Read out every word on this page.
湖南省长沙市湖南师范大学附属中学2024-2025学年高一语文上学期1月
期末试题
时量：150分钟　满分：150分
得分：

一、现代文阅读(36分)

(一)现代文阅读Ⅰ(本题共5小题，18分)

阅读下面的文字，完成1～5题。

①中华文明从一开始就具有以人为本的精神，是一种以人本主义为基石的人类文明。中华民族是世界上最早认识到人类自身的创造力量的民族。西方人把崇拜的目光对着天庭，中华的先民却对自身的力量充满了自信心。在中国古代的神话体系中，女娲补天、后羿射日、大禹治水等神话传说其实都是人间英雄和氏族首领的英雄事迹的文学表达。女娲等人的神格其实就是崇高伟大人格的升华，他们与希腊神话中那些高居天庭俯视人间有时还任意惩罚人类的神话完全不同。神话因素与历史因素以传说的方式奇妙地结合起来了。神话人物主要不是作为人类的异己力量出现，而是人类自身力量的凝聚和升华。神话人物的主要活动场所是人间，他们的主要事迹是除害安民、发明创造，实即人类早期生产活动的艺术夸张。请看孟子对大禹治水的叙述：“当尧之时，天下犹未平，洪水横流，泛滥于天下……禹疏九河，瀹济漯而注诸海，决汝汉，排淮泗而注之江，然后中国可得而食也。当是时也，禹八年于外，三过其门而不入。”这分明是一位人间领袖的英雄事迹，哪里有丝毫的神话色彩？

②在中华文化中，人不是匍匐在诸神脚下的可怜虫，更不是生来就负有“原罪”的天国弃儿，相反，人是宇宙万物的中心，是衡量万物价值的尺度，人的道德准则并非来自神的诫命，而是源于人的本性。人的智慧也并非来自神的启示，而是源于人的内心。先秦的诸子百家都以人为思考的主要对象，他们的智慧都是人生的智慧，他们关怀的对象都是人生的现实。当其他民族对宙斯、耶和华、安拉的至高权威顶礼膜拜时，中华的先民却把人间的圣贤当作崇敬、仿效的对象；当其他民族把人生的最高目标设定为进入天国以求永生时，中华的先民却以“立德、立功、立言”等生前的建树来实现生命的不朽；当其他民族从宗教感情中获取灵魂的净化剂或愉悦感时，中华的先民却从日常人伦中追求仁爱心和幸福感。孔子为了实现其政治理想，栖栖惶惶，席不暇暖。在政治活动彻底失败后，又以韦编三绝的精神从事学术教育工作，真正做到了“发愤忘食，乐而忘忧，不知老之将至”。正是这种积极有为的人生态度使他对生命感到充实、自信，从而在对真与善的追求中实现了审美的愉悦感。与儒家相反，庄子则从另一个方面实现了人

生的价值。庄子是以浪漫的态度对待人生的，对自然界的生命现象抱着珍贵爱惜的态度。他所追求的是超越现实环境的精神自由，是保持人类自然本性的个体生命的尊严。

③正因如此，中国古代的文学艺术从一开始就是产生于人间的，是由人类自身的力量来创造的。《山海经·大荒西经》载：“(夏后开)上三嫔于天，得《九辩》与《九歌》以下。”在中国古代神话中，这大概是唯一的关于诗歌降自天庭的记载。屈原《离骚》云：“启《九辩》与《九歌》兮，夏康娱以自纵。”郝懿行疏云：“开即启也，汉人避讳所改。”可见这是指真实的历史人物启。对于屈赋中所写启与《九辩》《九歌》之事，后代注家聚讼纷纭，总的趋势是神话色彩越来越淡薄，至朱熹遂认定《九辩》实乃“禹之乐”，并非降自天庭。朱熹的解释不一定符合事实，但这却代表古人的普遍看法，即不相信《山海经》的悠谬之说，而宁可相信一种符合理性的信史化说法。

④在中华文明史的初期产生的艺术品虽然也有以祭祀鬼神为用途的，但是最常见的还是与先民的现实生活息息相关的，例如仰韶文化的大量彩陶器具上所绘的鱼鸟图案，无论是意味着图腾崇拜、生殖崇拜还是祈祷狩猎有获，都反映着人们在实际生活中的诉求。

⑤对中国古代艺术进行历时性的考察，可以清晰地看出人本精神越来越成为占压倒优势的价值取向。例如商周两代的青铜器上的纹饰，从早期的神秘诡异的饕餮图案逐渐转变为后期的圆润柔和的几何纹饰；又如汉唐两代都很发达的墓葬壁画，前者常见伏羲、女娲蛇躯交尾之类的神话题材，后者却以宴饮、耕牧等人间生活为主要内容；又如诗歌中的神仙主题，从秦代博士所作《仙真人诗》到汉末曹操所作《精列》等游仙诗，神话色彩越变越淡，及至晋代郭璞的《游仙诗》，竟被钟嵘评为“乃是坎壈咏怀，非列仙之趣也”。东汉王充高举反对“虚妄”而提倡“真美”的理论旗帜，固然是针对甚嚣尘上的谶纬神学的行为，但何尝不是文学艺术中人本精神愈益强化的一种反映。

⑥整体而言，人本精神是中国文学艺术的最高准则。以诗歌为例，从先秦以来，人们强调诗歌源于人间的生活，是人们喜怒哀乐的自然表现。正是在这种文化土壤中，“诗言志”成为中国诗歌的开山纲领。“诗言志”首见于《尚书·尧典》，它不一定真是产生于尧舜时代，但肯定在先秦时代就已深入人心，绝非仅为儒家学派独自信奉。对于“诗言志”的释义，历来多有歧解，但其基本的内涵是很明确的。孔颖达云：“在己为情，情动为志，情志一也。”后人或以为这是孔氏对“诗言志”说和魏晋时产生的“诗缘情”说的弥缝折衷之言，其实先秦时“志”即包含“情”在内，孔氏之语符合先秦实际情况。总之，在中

++++

# Exercise task
From the first line to the last, please quote the material above exactly.

# Task solution
Read out every word on this page.
湖南省长沙市湖南师范大学附属中学2024-2025学年高一语文上学期1月
期末试题
时量：150分钟　满分：150分
得分：

一、现代文阅读(36分)

(一)现代文阅读Ⅰ(本题共5小题，18分)

阅读下面的文字，完成1～5题。

①中华文明从一开始就具有以人为本的精神，是一种以人本主义为基石的人类文明。中华民族是世界上最早认识到人类自身的创造力量的民族。西方人把崇拜的目光对着天庭，中华的先民却对自身的力量充满了自信心。在中国古代的神话体系中，女娲补天、后羿射日、大禹治水等神话传说其实都是人间英雄和氏族首领的英雄事迹的文学表达。女娲等人的神格其实就是崇高伟大人格的升华，他们与希腊神话中那些高居天庭俯视人间有时还任意惩罚人类的神话完全不同。神话因素与历史因素以传说的方式奇妙地结合起来了。神话人物主要不是作为人类的异己力量出现，而是人类自身力量的凝聚和升华。神话人物的主要活动场所是人间，他们的主要事迹是除害安民、发明创造，实即人类早期生产活动的艺术夸张。请看孟子对大禹治水的叙述：“当尧之时，天下犹未平，洪水横流，泛滥于天下……禹疏九河，瀹济漯而注诸海，决汝汉，排淮泗而注之江，然后中国可得而食也。当是时也，禹八年于外，三过其门而不入。”这分明是一位人间领袖的英雄事迹，哪里有丝毫的神话色彩？

②在中华文化中，人不是匍匐在诸神脚下的可怜虫，更不是生来就负有“原罪”的天国弃儿，相反，人是宇宙万物的中心，是衡量万物价值的尺度，人的道德准则并非来自神的诫命，而是源于人的本性。人的智慧也并非来自神的启示，而是源于人的内心。先秦的诸子百家都以人为思考的主要对象，他们的智慧都是人生的智慧，他们关怀的对象都是人生的现实。当其他民族对宙斯、耶和华、安拉的至高权威顶礼膜拜时，中华的先民却把人间的圣贤当作崇敬、仿效的对象；当其他民族把人生的最高目标设定为进入天国以求永生时，中华的先民却以“立德、立功、立言”等生前的建树来实现生命的不朽；当其他民族从宗教感情中获取灵魂的净化剂或愉悦感时，中华的先民却从日常人伦中追求仁爱心和幸福感。孔子为了实现其政治理想，栖栖惶惶，席不暇暖。在政治活动彻底失败后，又以韦编三绝的精神从事学术教育工作，真正做到了“发愤忘食，乐而忘忧，不知老之将至”。正是这种积极有为的人生态度使他对生命感到充实、自信，从而在对真与善的追求中实现了审美的愉悦感。与儒家相反，庄子则从另一个方面实现了人

生的价值。庄子是以浪漫的态度对待人生的，对自然界的生命现象抱着珍贵爱惜的态度。他所追求的是超越现实环境的精神自由，是保持人类自然本性的个体生命的尊严。

③正因如此，中国古代的文学艺术从一开始就是产生于人间的，是由人类自身的力量来创造的。《山海经·大荒西经》载：“(夏后开)上三嫔于天，得《九辩》与《九歌》以下。”在中国古代神话中，这大概是唯一的关于诗歌降自天庭的记载。屈原《离骚》云：“启《九辩》与《九歌》兮，夏康娱以自纵。”郝懿行疏云：“开即启也，汉人避讳所改。”可见这是指真实的历史人物启。对于屈赋中所写启与《九辩》《九歌》之事，后代注家聚讼纷纭，总的趋势是神话色彩越来越淡薄，至朱熹遂认定《九辩》实乃“禹之乐”，并非降自天庭。朱熹的解释不一定符合事实，但这却代表古人的普遍看法，即不相信《山海经》的悠谬之说，而宁可相信一种符合理性的信史化说法。

④在中华文明史的初期产生的艺术品虽然也有以祭祀鬼神为用途的，但是最常见的还是与先民的现实生活息息相关的，例如仰韶文化的大量彩陶器具上所绘的鱼鸟图案，无论是意味着图腾崇拜、生殖崇拜还是祈祷狩猎有获，都反映着人们在实际生活中的诉求。

⑤对中国古代艺术进行历时性的考察，可以清晰地看出人本精神越来越成为占压倒优势的价值取向。例如商周两代的青铜器上的纹饰，从早期的神秘诡异的饕餮图案逐渐转变为后期的圆润柔和的几何纹饰；又如汉唐两代都很发达的墓葬壁画，前者常见伏羲、女娲蛇躯交尾之类的神话题材，后者却以宴饮、耕牧等人间生活为主要内容；又如诗歌中的神仙主题，从秦代博士所作《仙真人诗》到汉末曹操所作《精列》等游仙诗，神话色彩越变越淡，及至晋代郭璞的《游仙诗》，竟被钟嵘评为“乃是坎壈咏怀，非列仙之趣也”。东汉王充高举反对“虚妄”而提倡“真美”的理论旗帜，固然是针对甚嚣尘上的谶纬神学的行为，但何尝不是文学艺术中人本精神愈益强化的一种反映。

⑥整体而言，人本精神是中国文学艺术的最高准则。以诗歌为例，从先秦以来，人们强调诗歌源于人间的生活，是人们喜怒哀乐的自然表现。正是在这种文化土壤中，“诗言志”成为中国诗歌的开山纲领。“诗言志”首见于《尚书·尧典》，它不一定真是产生于尧舜时代，但肯定在先秦时代就已深入人心，绝非仅为儒家学派独自信奉。对于“诗言志”的释义，历来多有歧解，但其基本的内涵是很明确的。孔颖达云：“在己为情，情动为志，情志一也。”后人或以为这是孔氏对“诗言志”说和魏晋时产生的“诗缘情”说的弥缝折衷之言，其实先秦时“志”即包含“情”在内，孔氏之语符合先秦实际情况。总之，在中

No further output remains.